▶ _WHAT YOU HAVE TO DO_
From the listing below, work out how many lines contain "Backward". Reply with that number only.

▶ _DATA ROWS_
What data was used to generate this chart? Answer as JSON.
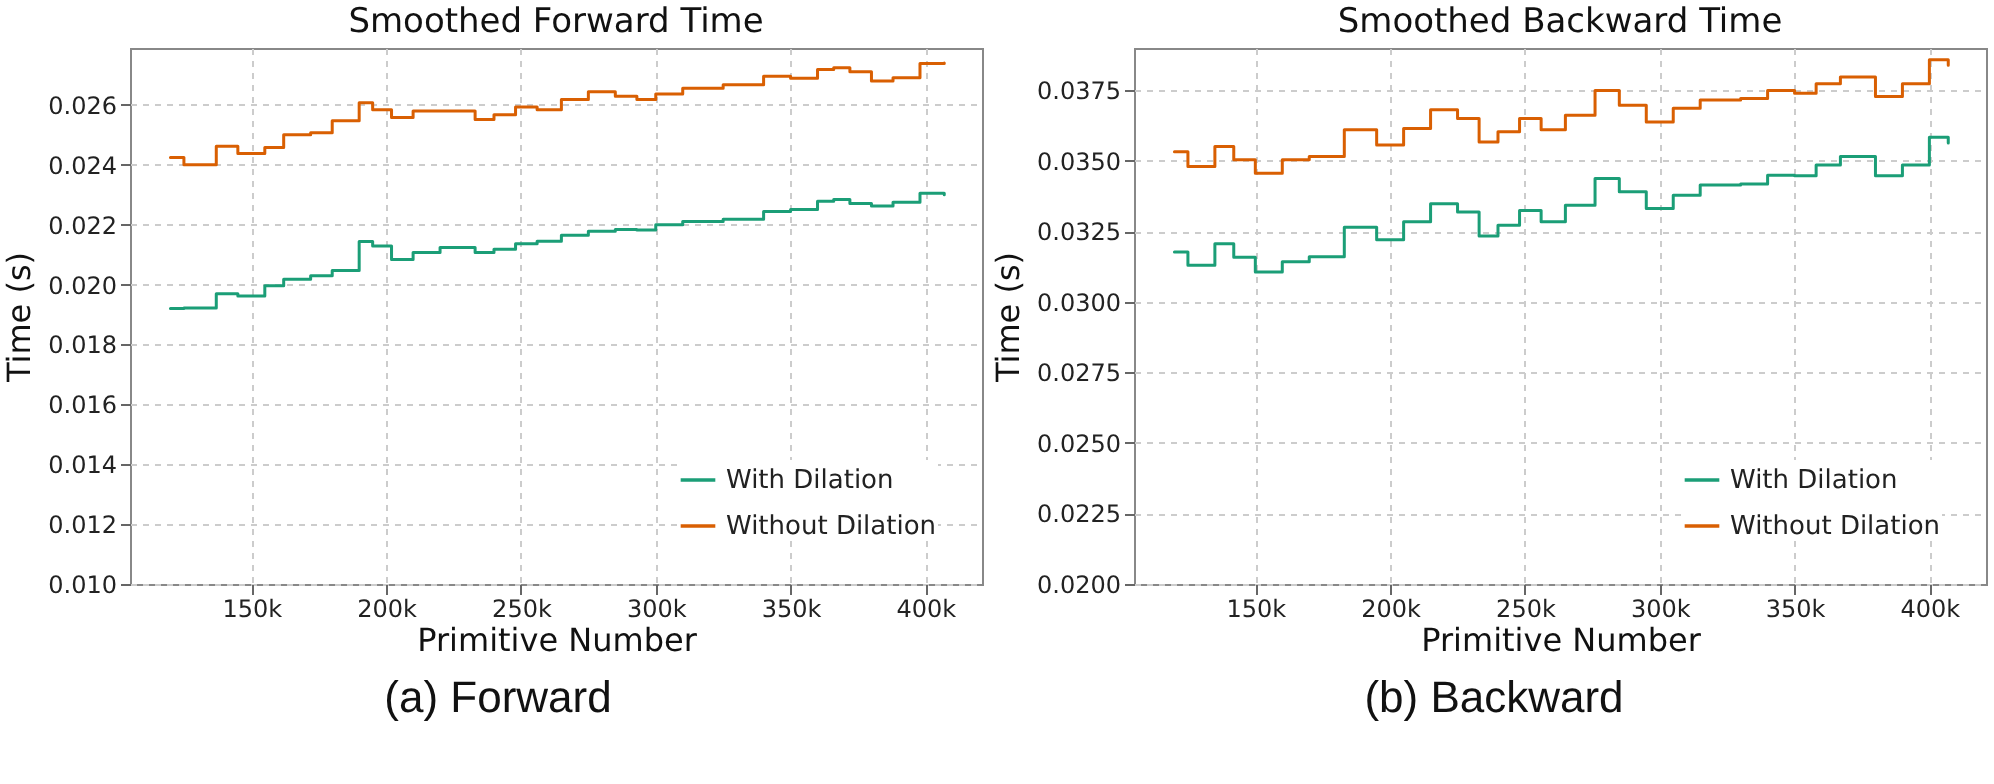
{
  "chart_data": [
    {
      "type": "step",
      "title": "Smoothed Forward Time",
      "xlabel": "Primitive Number",
      "ylabel": "Time (s)",
      "annotations": [
        "(a) Forward"
      ],
      "x": [
        120000,
        125000,
        137000,
        145000,
        155000,
        162000,
        172000,
        180000,
        190000,
        195000,
        202000,
        210000,
        220000,
        233000,
        240000,
        248000,
        256000,
        265000,
        275000,
        285000,
        293000,
        300000,
        310000,
        325000,
        340000,
        350000,
        360000,
        366000,
        372000,
        380000,
        388000,
        398000,
        407000
      ],
      "series": [
        {
          "name": "With Dilation",
          "color": "#1b9e77",
          "values": [
            0.0192,
            0.01922,
            0.01969,
            0.01962,
            0.01996,
            0.02018,
            0.02029,
            0.02047,
            0.02144,
            0.02129,
            0.02084,
            0.02107,
            0.02124,
            0.02107,
            0.02118,
            0.02136,
            0.02145,
            0.02165,
            0.02178,
            0.02184,
            0.02182,
            0.022,
            0.02211,
            0.02218,
            0.02244,
            0.02251,
            0.02278,
            0.02284,
            0.02271,
            0.02262,
            0.02275,
            0.02305,
            0.023
          ]
        },
        {
          "name": "Without Dilation",
          "color": "#d95f02",
          "values": [
            0.02424,
            0.024,
            0.02462,
            0.02438,
            0.02458,
            0.025,
            0.02507,
            0.02547,
            0.02607,
            0.02584,
            0.02558,
            0.0258,
            0.0258,
            0.02551,
            0.02567,
            0.02593,
            0.02584,
            0.02618,
            0.02644,
            0.02629,
            0.02618,
            0.02636,
            0.02656,
            0.02667,
            0.02696,
            0.02689,
            0.02718,
            0.02724,
            0.02711,
            0.0268,
            0.02691,
            0.02738,
            0.0274
          ]
        }
      ],
      "xlim": [
        105000,
        421000
      ],
      "xticks": [
        {
          "value": 150000,
          "label": "150k"
        },
        {
          "value": 200000,
          "label": "200k"
        },
        {
          "value": 250000,
          "label": "250k"
        },
        {
          "value": 300000,
          "label": "300k"
        },
        {
          "value": 350000,
          "label": "350k"
        },
        {
          "value": 400000,
          "label": "400k"
        }
      ],
      "ylim": [
        0.01,
        0.0279
      ],
      "yticks": [
        {
          "value": 0.01,
          "label": "0.010"
        },
        {
          "value": 0.012,
          "label": "0.012"
        },
        {
          "value": 0.014,
          "label": "0.014"
        },
        {
          "value": 0.016,
          "label": "0.016"
        },
        {
          "value": 0.018,
          "label": "0.018"
        },
        {
          "value": 0.02,
          "label": "0.020"
        },
        {
          "value": 0.022,
          "label": "0.022"
        },
        {
          "value": 0.024,
          "label": "0.024"
        },
        {
          "value": 0.026,
          "label": "0.026"
        }
      ],
      "grid": true,
      "legend": "bottom right"
    },
    {
      "type": "step",
      "title": "Smoothed Backward Time",
      "xlabel": "Primitive Number",
      "ylabel": "Time (s)",
      "annotations": [
        "(b) Backward"
      ],
      "x": [
        120000,
        125000,
        135000,
        142000,
        150000,
        160000,
        170000,
        183000,
        195000,
        205000,
        215000,
        225000,
        233000,
        240000,
        248000,
        256000,
        265000,
        276000,
        285000,
        295000,
        305000,
        315000,
        330000,
        340000,
        350000,
        358000,
        367000,
        380000,
        390000,
        400000,
        407000
      ],
      "series": [
        {
          "name": "With Dilation",
          "color": "#1b9e77",
          "values": [
            0.03177,
            0.0313,
            0.03206,
            0.03158,
            0.03106,
            0.03142,
            0.0316,
            0.03265,
            0.0322,
            0.03284,
            0.03348,
            0.03319,
            0.03234,
            0.03272,
            0.03324,
            0.03284,
            0.03343,
            0.03437,
            0.0339,
            0.03331,
            0.03378,
            0.03414,
            0.03418,
            0.03449,
            0.03447,
            0.03485,
            0.03515,
            0.03447,
            0.03485,
            0.03584,
            0.03563
          ]
        },
        {
          "name": "Without Dilation",
          "color": "#d95f02",
          "values": [
            0.03532,
            0.0348,
            0.03551,
            0.03504,
            0.03456,
            0.03504,
            0.03515,
            0.0361,
            0.03556,
            0.03615,
            0.03681,
            0.0365,
            0.03567,
            0.03603,
            0.0365,
            0.0361,
            0.03662,
            0.03749,
            0.03697,
            0.03638,
            0.03686,
            0.03716,
            0.03721,
            0.03749,
            0.0374,
            0.03773,
            0.03797,
            0.03728,
            0.03773,
            0.03858,
            0.03839
          ]
        }
      ],
      "xlim": [
        105000,
        421000
      ],
      "xticks": [
        {
          "value": 150000,
          "label": "150k"
        },
        {
          "value": 200000,
          "label": "200k"
        },
        {
          "value": 250000,
          "label": "250k"
        },
        {
          "value": 300000,
          "label": "300k"
        },
        {
          "value": 350000,
          "label": "350k"
        },
        {
          "value": 400000,
          "label": "400k"
        }
      ],
      "ylim": [
        0.02,
        0.039
      ],
      "yticks": [
        {
          "value": 0.02,
          "label": "0.0200"
        },
        {
          "value": 0.0225,
          "label": "0.0225"
        },
        {
          "value": 0.025,
          "label": "0.0250"
        },
        {
          "value": 0.0275,
          "label": "0.0275"
        },
        {
          "value": 0.03,
          "label": "0.0300"
        },
        {
          "value": 0.0325,
          "label": "0.0325"
        },
        {
          "value": 0.035,
          "label": "0.0350"
        },
        {
          "value": 0.0375,
          "label": "0.0375"
        }
      ],
      "grid": true,
      "legend": "bottom right"
    }
  ]
}
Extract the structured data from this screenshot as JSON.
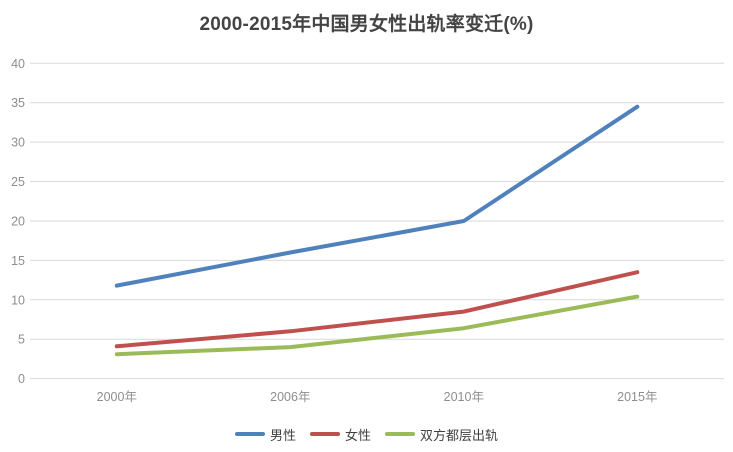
{
  "page": {
    "background_color": "#ffffff"
  },
  "chart_data": {
    "type": "line",
    "title": "2000-2015年中国男女性出轨率变迁(%)",
    "categories": [
      "2000年",
      "2006年",
      "2010年",
      "2015年"
    ],
    "series": [
      {
        "name": "男性",
        "color": "#4F81BD",
        "values": [
          11.8,
          16.0,
          20.0,
          34.5
        ]
      },
      {
        "name": "女性",
        "color": "#C0504D",
        "values": [
          4.1,
          6.0,
          8.5,
          13.5
        ]
      },
      {
        "name": "双方都层出轨",
        "color": "#9BBB59",
        "values": [
          3.1,
          4.0,
          6.4,
          10.4
        ]
      }
    ],
    "xlabel": "",
    "ylabel": "",
    "ylim": [
      0,
      40
    ],
    "ytick_step": 5,
    "ytick_labels": [
      "0",
      "5",
      "10",
      "15",
      "20",
      "25",
      "30",
      "35",
      "40"
    ],
    "grid": true,
    "legend_position": "bottom"
  },
  "style": {
    "grid_color": "#d9d9d9",
    "axis_label_color": "#8e8e8e",
    "title_color": "#444444",
    "legend_text_color": "#404040",
    "line_width": 4
  }
}
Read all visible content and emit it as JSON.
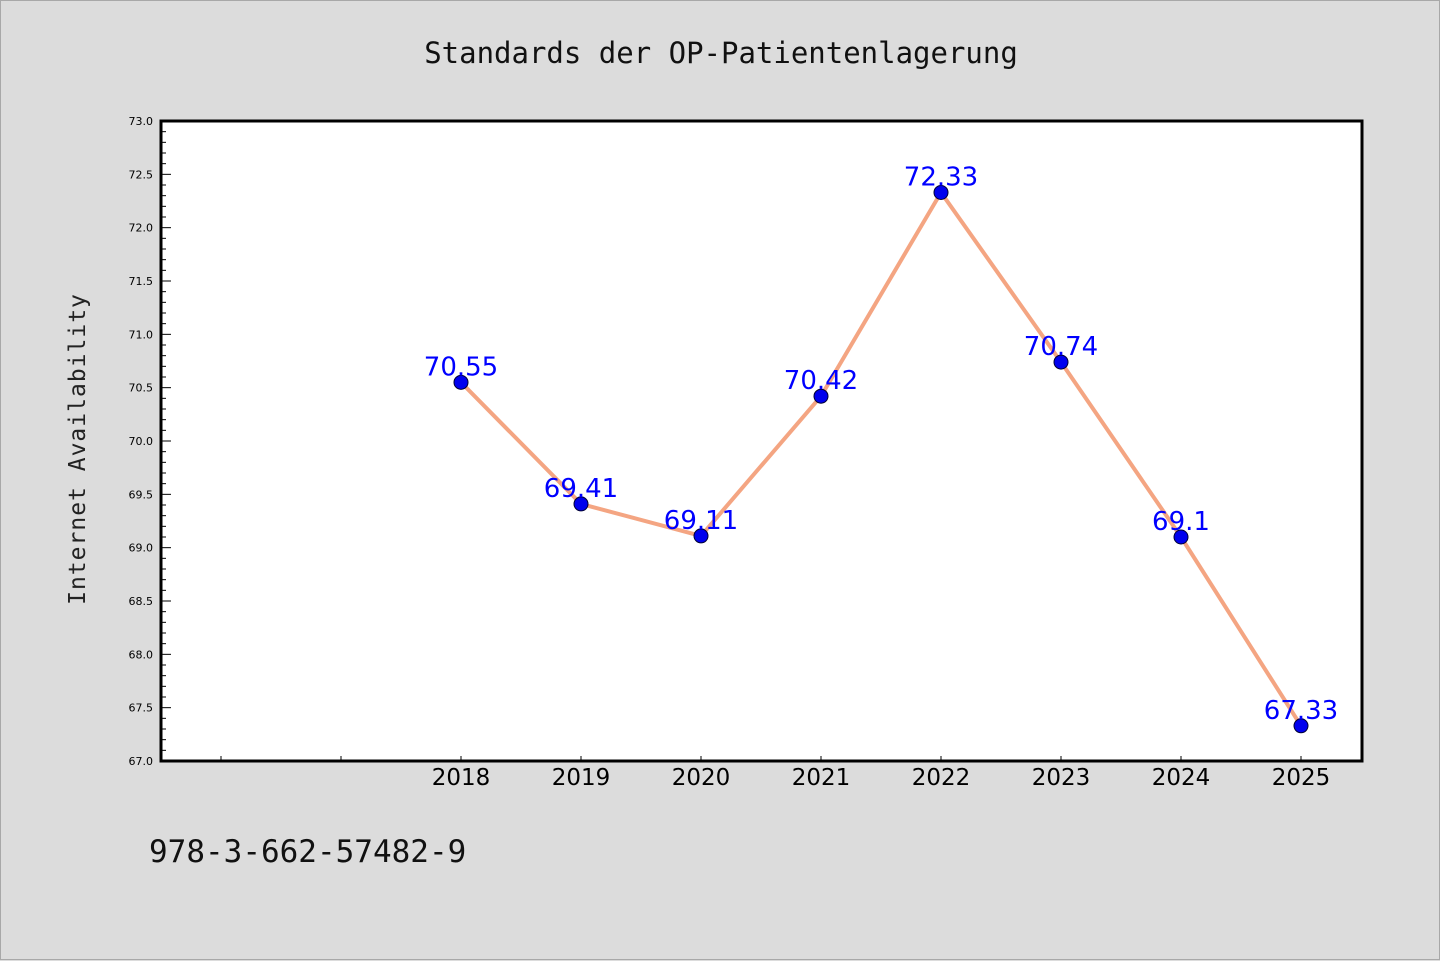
{
  "chart_data": {
    "type": "line",
    "title": "Standards der OP-Patientenlagerung",
    "xlabel": "",
    "ylabel": "Internet Availability",
    "x": [
      "2018",
      "2019",
      "2020",
      "2021",
      "2022",
      "2023",
      "2024",
      "2025"
    ],
    "series": [
      {
        "values": [
          70.55,
          69.41,
          69.11,
          70.42,
          72.33,
          70.74,
          69.1,
          67.33
        ],
        "labels": [
          "70.55",
          "69.41",
          "69.11",
          "70.42",
          "72.33",
          "70.74",
          "69.1",
          "67.33"
        ],
        "line_color": "#f4a582",
        "marker_color": "#0000ee",
        "label_color": "#0000ff"
      }
    ],
    "ylim": [
      67.0,
      73.0
    ],
    "yticks": [
      "67.0",
      "67.5",
      "68.0",
      "68.5",
      "69.0",
      "69.5",
      "70.0",
      "70.5",
      "71.0",
      "71.5",
      "72.0",
      "72.5",
      "73.0"
    ],
    "grid": false,
    "legend": "none"
  },
  "footer": {
    "isbn": "978-3-662-57482-9"
  },
  "colors": {
    "background": "#dcdcdc",
    "plot_background": "#ffffff"
  }
}
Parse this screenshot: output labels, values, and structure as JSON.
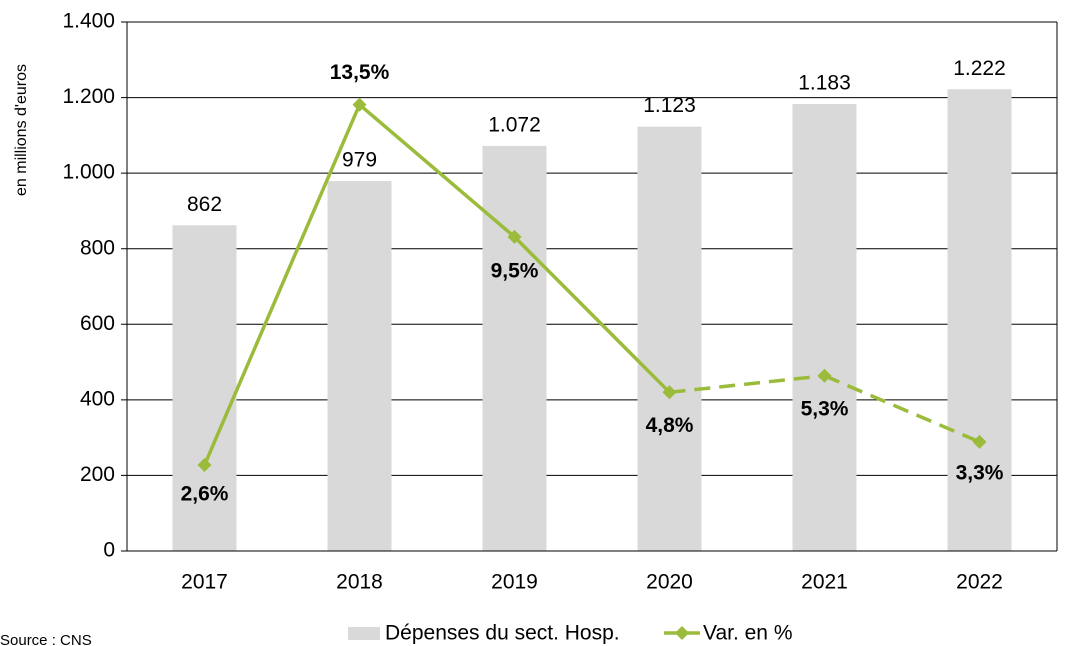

▶ _OUTPUT OF THE EXERCISE_
2